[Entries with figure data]
#####

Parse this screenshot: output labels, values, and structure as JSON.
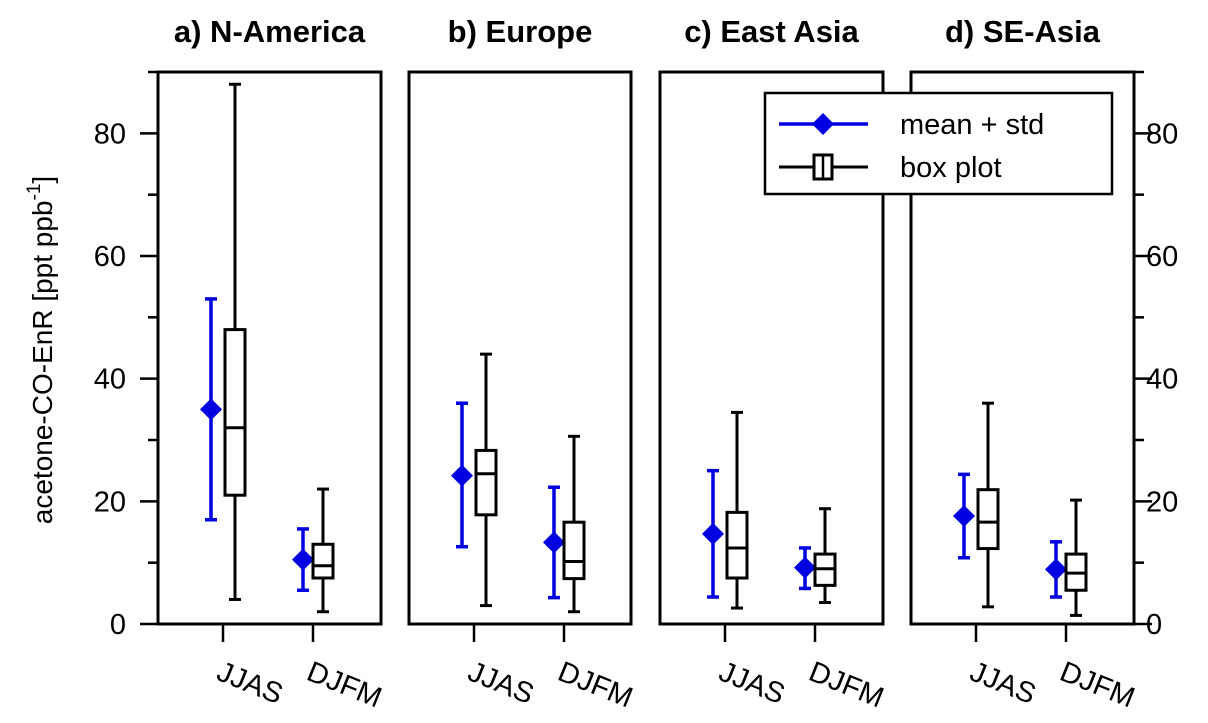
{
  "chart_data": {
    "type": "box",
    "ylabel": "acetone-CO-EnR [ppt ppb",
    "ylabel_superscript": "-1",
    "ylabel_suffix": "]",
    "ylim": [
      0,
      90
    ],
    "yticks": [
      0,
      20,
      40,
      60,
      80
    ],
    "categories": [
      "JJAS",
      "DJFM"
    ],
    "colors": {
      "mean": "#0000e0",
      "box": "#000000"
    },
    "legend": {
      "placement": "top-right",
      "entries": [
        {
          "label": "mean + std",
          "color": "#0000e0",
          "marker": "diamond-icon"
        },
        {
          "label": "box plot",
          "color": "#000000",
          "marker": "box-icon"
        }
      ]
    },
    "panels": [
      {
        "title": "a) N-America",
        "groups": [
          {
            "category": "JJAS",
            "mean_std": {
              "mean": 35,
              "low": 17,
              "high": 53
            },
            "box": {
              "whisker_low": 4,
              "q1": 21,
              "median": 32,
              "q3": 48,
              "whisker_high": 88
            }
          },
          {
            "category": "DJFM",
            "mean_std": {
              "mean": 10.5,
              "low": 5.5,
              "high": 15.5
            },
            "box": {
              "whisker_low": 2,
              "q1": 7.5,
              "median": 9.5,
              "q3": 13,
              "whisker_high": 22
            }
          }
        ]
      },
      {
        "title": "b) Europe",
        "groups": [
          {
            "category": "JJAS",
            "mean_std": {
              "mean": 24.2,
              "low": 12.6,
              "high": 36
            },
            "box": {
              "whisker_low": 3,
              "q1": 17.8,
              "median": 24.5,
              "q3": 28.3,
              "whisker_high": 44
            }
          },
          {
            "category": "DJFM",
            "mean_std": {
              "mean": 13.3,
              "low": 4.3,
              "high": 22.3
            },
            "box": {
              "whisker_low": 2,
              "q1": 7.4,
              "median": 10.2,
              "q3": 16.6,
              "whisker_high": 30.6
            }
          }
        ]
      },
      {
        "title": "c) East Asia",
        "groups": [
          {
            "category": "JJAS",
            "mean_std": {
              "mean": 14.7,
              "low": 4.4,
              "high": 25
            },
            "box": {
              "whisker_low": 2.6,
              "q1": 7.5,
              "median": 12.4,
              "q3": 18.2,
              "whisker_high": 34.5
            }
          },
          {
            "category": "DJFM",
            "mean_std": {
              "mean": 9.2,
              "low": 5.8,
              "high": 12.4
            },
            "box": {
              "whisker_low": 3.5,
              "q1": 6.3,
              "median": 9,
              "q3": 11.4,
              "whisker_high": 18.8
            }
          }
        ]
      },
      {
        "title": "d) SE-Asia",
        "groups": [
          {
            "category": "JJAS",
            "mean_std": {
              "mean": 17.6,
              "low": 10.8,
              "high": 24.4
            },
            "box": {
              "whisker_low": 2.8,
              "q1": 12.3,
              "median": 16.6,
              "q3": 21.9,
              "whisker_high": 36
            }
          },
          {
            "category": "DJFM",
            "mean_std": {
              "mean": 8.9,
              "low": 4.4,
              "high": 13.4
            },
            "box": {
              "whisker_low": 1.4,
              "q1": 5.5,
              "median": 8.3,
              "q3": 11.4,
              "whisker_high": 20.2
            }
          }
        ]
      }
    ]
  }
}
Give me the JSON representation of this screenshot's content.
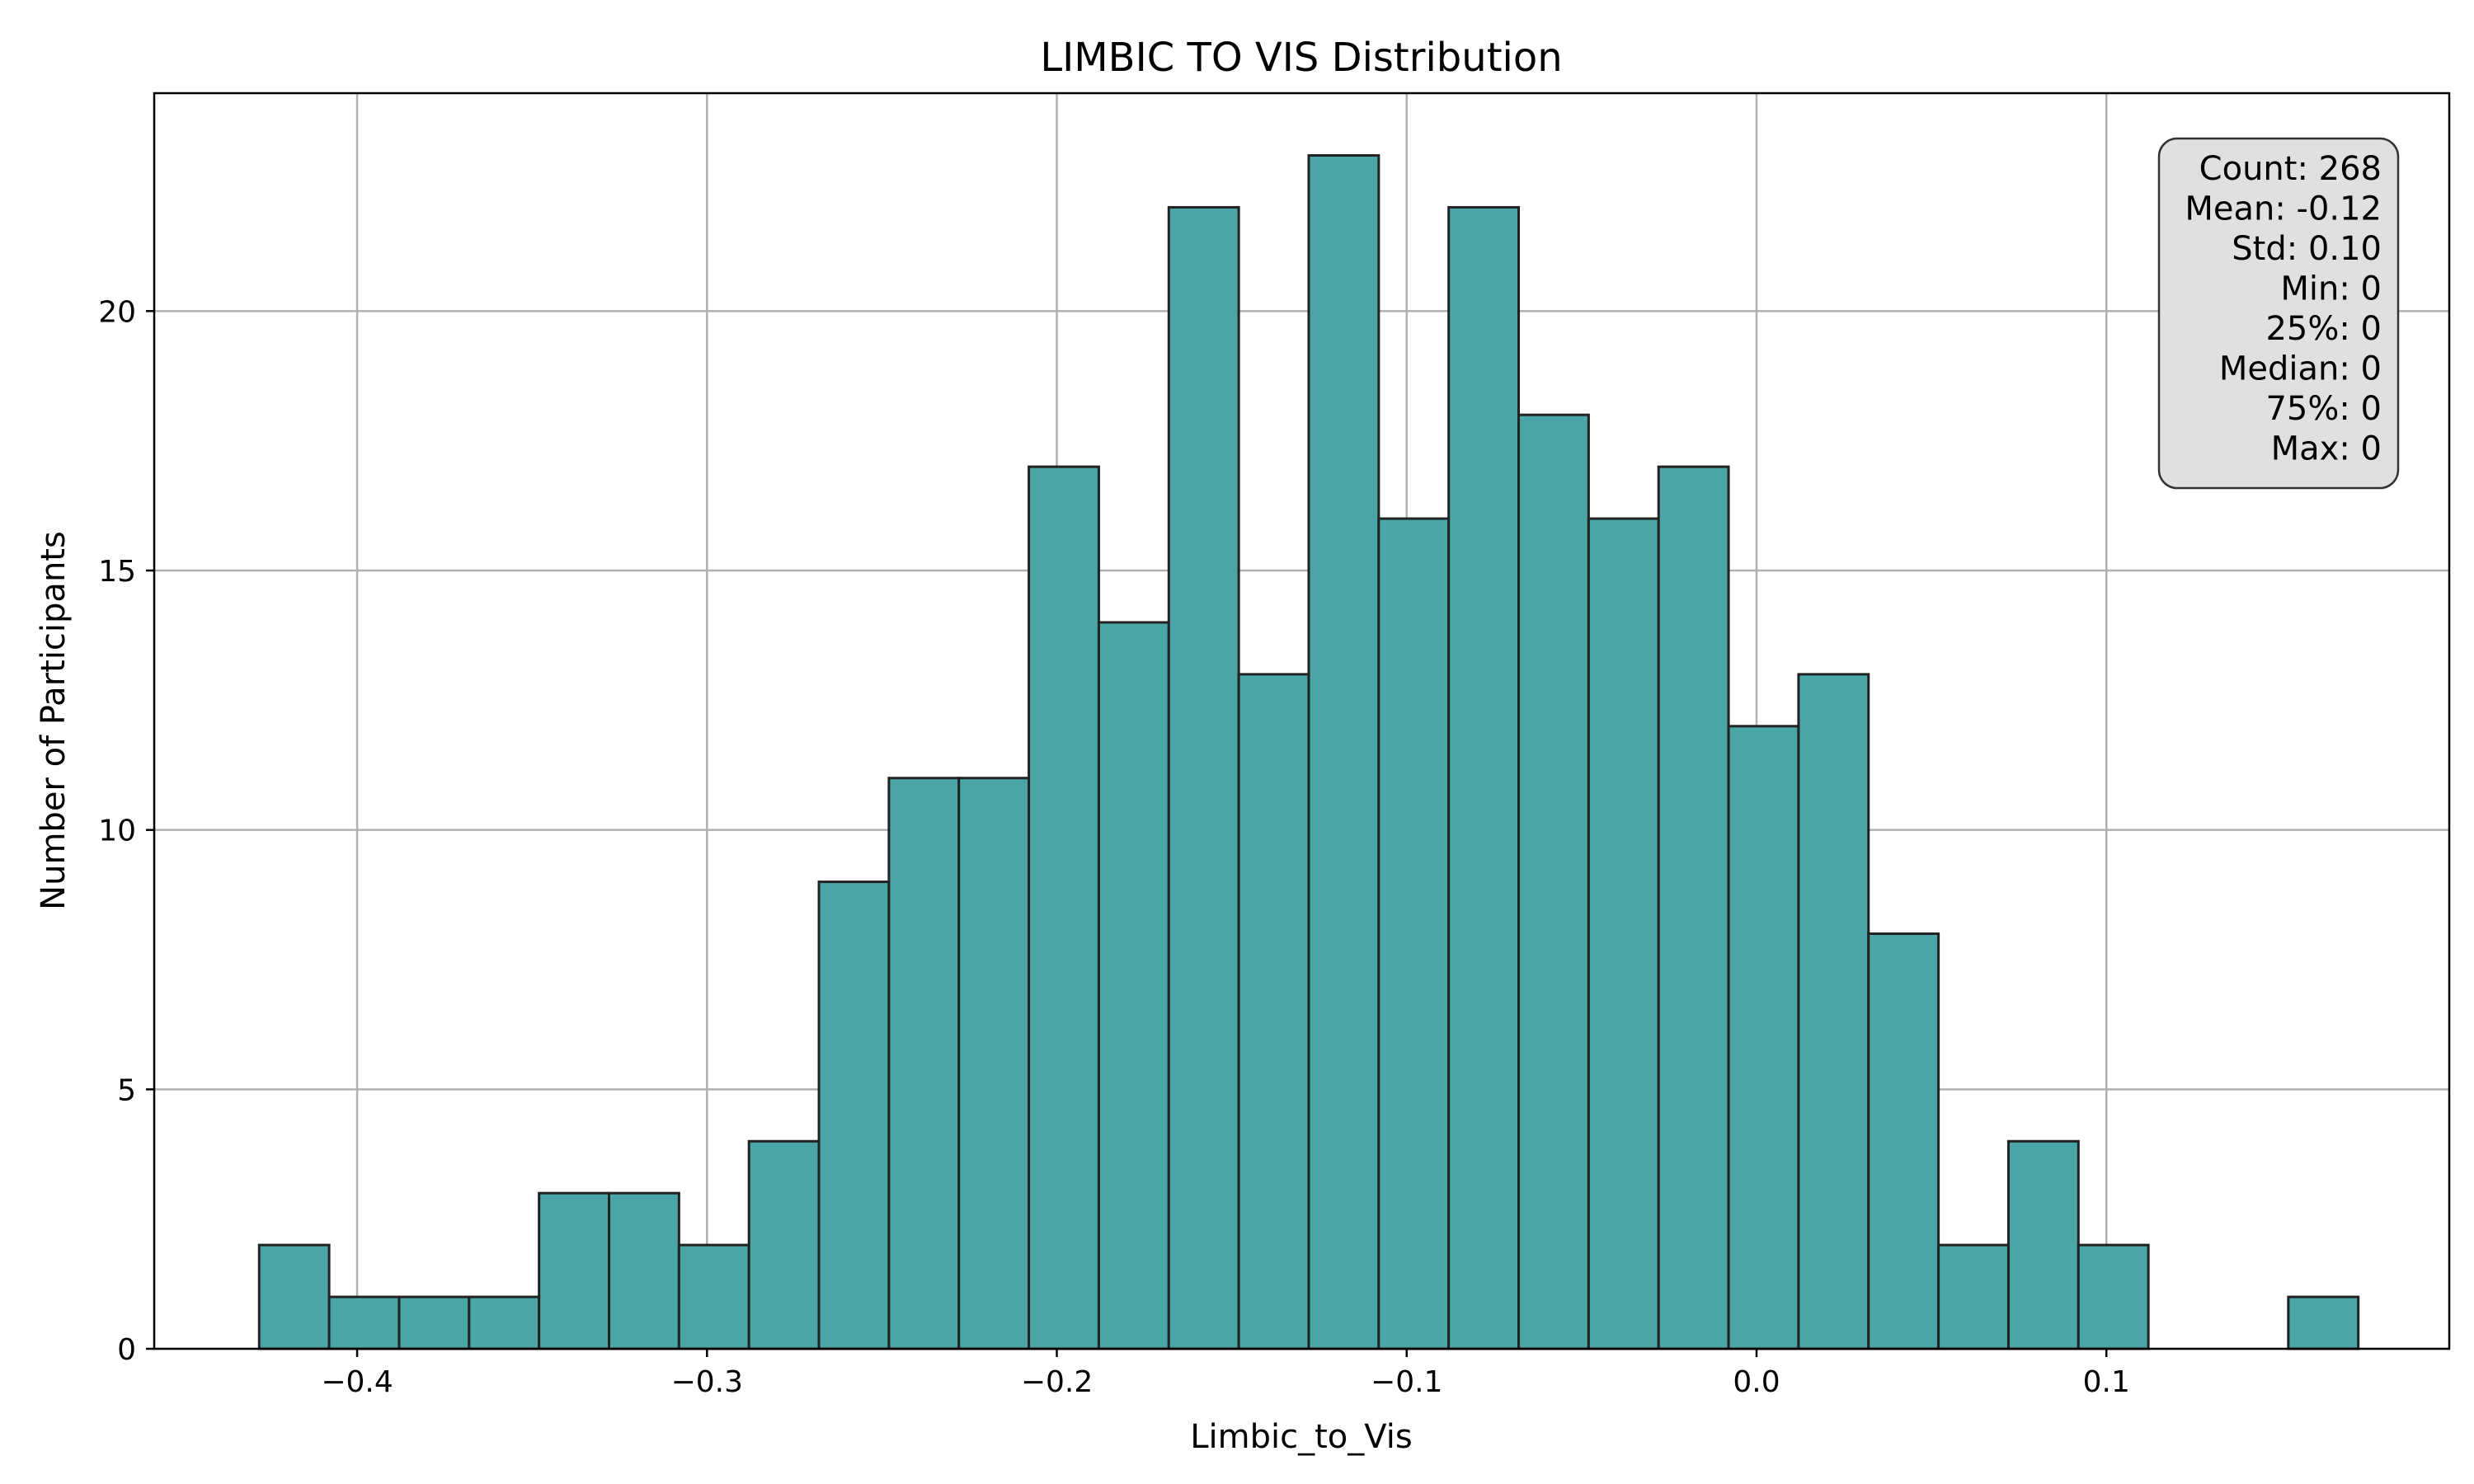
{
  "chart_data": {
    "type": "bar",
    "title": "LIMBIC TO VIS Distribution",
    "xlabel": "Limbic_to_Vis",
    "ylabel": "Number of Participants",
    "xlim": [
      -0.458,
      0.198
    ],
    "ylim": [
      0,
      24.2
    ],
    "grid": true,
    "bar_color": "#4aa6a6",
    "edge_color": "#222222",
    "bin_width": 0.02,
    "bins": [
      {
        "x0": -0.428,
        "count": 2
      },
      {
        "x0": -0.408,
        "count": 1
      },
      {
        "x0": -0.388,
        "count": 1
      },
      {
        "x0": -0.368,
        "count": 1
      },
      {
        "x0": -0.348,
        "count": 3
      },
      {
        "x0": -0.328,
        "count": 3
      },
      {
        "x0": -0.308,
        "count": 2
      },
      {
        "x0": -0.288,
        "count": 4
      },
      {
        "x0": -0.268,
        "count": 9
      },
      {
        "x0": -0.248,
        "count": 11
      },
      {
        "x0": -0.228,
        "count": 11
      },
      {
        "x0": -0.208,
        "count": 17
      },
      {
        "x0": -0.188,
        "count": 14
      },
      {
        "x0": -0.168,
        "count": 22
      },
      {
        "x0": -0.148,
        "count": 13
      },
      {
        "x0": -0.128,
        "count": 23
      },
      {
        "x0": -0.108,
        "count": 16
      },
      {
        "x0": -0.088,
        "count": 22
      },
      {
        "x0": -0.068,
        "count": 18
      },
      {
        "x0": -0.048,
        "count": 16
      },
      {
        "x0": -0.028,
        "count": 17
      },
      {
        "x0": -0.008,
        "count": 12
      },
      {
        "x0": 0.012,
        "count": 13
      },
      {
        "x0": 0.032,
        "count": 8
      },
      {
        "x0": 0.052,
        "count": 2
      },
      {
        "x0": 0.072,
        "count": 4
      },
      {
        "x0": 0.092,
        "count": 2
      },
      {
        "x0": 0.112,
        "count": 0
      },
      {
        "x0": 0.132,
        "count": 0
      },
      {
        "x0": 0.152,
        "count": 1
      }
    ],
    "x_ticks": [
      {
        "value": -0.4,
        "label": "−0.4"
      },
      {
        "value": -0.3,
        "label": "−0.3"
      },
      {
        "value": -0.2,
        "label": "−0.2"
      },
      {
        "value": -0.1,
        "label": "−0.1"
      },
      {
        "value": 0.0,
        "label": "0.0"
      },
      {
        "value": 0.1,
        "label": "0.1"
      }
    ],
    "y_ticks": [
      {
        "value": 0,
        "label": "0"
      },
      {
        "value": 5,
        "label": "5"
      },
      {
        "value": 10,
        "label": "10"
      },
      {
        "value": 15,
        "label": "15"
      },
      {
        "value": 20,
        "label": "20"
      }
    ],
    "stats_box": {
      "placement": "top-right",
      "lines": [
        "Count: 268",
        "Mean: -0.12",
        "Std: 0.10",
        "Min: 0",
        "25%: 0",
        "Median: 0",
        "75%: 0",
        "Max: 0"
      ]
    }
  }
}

#####

**DESCRIPTION OF THE TASK:** Pull every line containing "this" from the material above.

**TASK SOLUTION:**
Parse this screenshot: output labels, values, and structure as JSON.
Give me the JSON representation of this screenshot's content.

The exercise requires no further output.